Exercise details: Copy down every line where the string "test" shows up.

Dataset:
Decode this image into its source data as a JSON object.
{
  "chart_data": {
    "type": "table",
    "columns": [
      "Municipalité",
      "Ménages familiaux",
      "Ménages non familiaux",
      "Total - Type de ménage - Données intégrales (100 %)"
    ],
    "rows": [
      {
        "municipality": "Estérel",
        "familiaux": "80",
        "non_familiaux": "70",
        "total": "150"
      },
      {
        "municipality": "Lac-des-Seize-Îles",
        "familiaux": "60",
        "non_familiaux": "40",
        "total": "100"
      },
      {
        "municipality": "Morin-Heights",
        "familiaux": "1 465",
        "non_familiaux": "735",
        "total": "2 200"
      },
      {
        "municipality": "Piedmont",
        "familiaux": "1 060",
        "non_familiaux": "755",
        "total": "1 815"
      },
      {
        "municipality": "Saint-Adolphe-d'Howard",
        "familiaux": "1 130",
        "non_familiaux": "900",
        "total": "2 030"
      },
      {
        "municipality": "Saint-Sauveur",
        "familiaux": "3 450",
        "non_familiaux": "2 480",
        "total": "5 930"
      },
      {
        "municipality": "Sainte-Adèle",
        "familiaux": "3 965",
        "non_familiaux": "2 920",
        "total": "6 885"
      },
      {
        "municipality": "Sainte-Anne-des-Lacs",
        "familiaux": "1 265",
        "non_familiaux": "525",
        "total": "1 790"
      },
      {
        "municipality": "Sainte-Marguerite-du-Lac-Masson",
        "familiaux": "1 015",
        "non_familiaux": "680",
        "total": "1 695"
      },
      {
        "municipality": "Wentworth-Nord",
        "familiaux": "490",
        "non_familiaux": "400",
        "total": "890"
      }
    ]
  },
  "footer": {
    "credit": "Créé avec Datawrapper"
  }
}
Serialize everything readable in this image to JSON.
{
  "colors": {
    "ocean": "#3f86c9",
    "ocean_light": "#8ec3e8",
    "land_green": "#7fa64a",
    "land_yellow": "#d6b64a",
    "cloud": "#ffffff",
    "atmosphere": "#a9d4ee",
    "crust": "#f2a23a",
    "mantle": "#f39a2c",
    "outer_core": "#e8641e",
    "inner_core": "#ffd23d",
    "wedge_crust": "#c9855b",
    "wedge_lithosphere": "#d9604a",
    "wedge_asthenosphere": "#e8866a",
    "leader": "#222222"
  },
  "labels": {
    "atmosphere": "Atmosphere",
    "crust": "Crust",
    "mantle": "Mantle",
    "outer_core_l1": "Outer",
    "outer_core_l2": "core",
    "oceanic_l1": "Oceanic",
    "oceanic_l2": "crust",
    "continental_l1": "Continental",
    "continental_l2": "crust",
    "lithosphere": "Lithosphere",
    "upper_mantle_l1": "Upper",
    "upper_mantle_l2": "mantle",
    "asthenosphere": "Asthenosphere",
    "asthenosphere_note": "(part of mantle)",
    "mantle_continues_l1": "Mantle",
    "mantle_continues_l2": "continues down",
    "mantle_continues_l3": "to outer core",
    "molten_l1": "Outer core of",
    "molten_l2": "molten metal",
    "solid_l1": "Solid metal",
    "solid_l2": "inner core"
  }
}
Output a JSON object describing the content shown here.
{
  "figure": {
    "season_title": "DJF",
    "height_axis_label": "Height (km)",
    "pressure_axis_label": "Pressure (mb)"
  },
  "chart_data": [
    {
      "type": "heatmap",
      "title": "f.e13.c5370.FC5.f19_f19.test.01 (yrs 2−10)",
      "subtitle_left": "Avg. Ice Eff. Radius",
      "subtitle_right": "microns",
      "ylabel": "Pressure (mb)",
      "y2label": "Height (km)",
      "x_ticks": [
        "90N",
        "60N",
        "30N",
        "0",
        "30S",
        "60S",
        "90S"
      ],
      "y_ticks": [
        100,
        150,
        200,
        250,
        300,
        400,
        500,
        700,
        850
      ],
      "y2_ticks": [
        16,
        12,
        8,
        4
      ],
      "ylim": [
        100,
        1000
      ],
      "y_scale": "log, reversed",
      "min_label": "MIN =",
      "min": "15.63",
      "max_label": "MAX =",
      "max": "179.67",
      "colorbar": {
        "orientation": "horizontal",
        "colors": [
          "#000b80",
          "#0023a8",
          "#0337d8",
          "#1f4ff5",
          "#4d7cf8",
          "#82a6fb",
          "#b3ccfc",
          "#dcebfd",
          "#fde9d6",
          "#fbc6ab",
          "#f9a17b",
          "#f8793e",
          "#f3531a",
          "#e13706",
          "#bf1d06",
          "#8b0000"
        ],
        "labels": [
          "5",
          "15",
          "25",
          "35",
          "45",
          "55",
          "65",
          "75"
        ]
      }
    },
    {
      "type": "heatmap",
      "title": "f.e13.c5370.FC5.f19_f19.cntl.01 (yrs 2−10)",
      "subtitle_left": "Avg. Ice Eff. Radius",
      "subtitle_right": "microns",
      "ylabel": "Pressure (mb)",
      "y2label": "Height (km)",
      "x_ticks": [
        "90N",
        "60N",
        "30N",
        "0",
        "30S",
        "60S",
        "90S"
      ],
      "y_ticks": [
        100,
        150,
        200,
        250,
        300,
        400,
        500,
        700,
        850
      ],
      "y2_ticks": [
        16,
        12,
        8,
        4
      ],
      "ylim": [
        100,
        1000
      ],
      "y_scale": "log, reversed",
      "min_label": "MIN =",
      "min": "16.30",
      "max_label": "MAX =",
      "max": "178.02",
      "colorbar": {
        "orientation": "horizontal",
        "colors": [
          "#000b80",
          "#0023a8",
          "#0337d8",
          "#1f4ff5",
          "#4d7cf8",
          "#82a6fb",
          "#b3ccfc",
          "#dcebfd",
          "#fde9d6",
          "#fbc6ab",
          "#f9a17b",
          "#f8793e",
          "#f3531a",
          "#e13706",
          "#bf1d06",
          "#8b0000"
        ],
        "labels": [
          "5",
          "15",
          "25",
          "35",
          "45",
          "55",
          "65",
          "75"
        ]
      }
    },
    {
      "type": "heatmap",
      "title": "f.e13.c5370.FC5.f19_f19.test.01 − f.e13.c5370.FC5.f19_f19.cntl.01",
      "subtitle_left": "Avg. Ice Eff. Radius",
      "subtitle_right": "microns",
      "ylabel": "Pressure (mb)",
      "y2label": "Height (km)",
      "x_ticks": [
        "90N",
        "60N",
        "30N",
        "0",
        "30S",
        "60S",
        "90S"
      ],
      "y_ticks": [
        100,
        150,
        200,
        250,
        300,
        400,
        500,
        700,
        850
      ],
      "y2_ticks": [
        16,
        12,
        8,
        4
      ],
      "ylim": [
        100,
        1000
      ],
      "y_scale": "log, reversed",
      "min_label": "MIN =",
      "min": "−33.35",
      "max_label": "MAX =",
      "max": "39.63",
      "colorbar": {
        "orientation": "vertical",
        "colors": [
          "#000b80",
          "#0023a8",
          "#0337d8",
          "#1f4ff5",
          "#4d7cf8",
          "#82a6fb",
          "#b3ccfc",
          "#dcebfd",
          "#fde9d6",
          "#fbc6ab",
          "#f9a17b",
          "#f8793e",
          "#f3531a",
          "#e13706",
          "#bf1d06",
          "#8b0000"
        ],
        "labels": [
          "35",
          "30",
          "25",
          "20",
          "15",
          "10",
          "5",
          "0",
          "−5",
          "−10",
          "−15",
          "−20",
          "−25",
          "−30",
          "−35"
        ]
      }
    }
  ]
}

Exercise response:
      "title": "f.e13.c5370.FC5.f19_f19.test.01 (yrs 2−10)",
      "title": "f.e13.c5370.FC5.f19_f19.test.01 − f.e13.c5370.FC5.f19_f19.cntl.01",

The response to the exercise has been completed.